Could you put every line of the items below into a Markdown table with the columns Row and Line, numbering each row and leaving out blank lines and any pictures?

## Start RECORDS

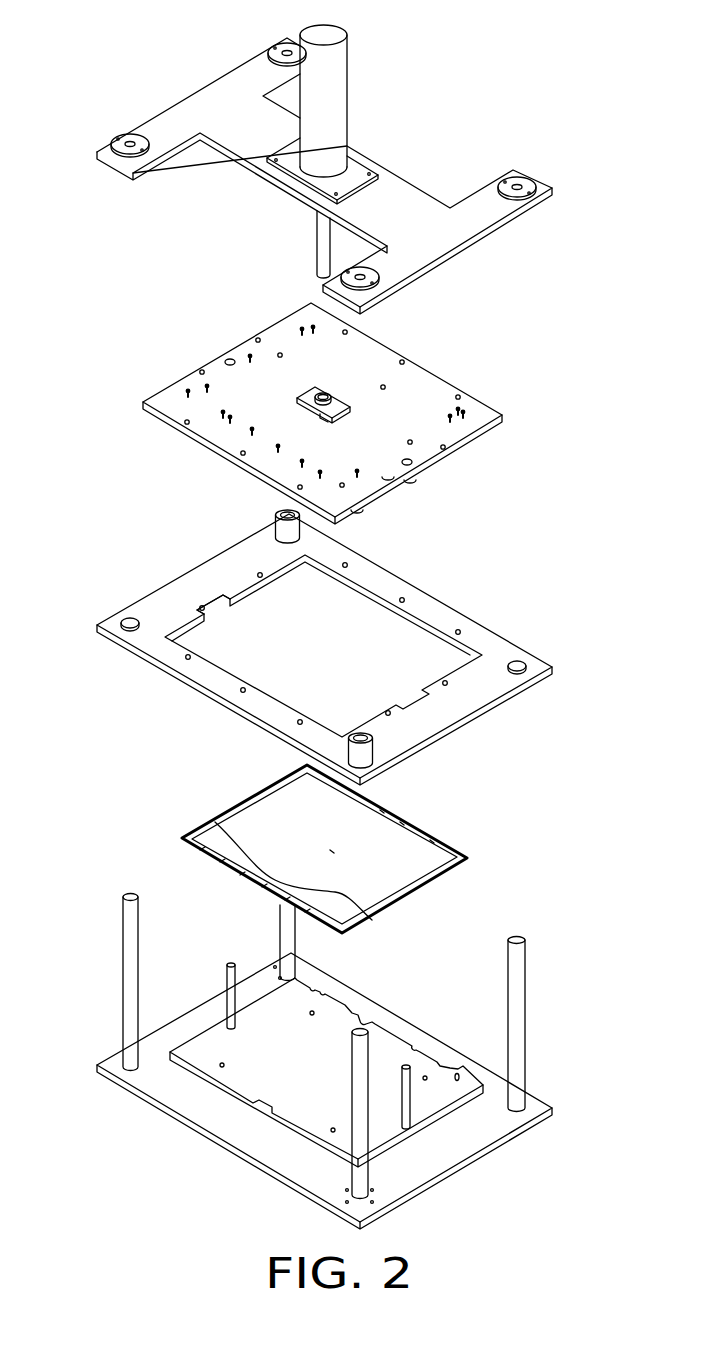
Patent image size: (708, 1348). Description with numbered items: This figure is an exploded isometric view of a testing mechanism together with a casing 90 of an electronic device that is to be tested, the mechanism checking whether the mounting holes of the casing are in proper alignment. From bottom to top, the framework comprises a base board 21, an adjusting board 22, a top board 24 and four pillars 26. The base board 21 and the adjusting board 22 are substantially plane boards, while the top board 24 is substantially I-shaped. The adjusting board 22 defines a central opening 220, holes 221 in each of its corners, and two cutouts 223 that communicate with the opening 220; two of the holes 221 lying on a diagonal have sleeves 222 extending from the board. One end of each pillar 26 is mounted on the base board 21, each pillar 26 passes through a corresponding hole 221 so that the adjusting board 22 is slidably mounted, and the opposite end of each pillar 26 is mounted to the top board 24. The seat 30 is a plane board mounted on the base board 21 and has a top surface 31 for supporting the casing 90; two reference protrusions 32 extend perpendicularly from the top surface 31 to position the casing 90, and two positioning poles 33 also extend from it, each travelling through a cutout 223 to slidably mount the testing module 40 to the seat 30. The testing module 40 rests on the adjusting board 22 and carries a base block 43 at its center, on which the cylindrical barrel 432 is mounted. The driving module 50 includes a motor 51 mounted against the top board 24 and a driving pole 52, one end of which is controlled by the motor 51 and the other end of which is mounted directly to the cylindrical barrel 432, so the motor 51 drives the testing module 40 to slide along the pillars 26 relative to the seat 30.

The base board 21 is at (150, 1077).
The adjusting board 22 is at (284, 625).
The top board 24 is at (203, 110).
The pillars 26 is at (518, 987).
The seat 30 is at (343, 1096).
The top surface 31 is at (298, 1117).
The reference protrusions 32 is at (457, 1077).
The positioning poles 33 is at (405, 1097).
The testing module 40 is at (318, 404).
The base block 43 is at (389, 368).
The cylindrical barrel 432 is at (330, 393).
The driving module 50 is at (394, 151).
The motor 51 is at (332, 120).
The driving pole 52 is at (323, 240).
The casing 90 is at (415, 857).
The opening 220 is at (402, 645).
The holes 221 is at (127, 622).
The sleeves 222 is at (285, 528).
The cutouts 223 is at (223, 603).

## End RECORDS

- _REPLY TO THE TASK_
| Row | Line |
|---|---|
| 1 | Patent image size: (708, 1348). Description with numbered items: This figure is an exploded isometric view of a testing mechanism together with a casing 90 of an electronic device that is to be tested, the mechanism checking whether the mounting holes of the casing are in proper alignment. From bottom to top, the framework comprises a base board 21, an adjusting board 22, a top board 24 and four pillars 26. The base board 21 and the adjusting board 22 are substantially plane boards, while the top board 24 is substantially I-shaped. The adjusting board 22 defines a central opening 220, holes 221 in each of its corners, and two cutouts 223 that communicate with the opening 220; two of the holes 221 lying on a diagonal have sleeves 222 extending from the board. One end of each pillar 26 is mounted on the base board 21, each pillar 26 passes through a corresponding hole 221 so that the adjusting board 22 is slidably mounted, and the opposite end of each pillar 26 is mounted to the top board 24. The seat 30 is a plane board mounted on the base board 21 and has a top surface 31 for supporting the casing 90; two reference protrusions 32 extend perpendicularly from the top surface 31 to position the casing 90, and two positioning poles 33 also extend from it, each travelling through a cutout 223 to slidably mount the testing module 40 to the seat 30. The testing module 40 rests on the adjusting board 22 and carries a base block 43 at its center, on which the cylindrical barrel 432 is mounted. The driving module 50 includes a motor 51 mounted against the top board 24 and a driving pole 52, one end of which is controlled by the motor 51 and the other end of which is mounted directly to the cylindrical barrel 432, so the motor 51 drives the testing module 40 to slide along the pillars 26 relative to the seat 30. |
| 2 | The base board 21 is at (150, 1077). |
| 3 | The adjusting board 22 is at (284, 625). |
| 4 | The top board 24 is at (203, 110). |
| 5 | The pillars 26 is at (518, 987). |
| 6 | The seat 30 is at (343, 1096). |
| 7 | The top surface 31 is at (298, 1117). |
| 8 | The reference protrusions 32 is at (457, 1077). |
| 9 | The positioning poles 33 is at (405, 1097). |
| 10 | The testing module 40 is at (318, 404). |
| 11 | The base block 43 is at (389, 368). |
| 12 | The cylindrical barrel 432 is at (330, 393). |
| 13 | The driving module 50 is at (394, 151). |
| 14 | The motor 51 is at (332, 120). |
| 15 | The driving pole 52 is at (323, 240). |
| 16 | The casing 90 is at (415, 857). |
| 17 | The opening 220 is at (402, 645). |
| 18 | The holes 221 is at (127, 622). |
| 19 | The sleeves 222 is at (285, 528). |
| 20 | The cutouts 223 is at (223, 603). |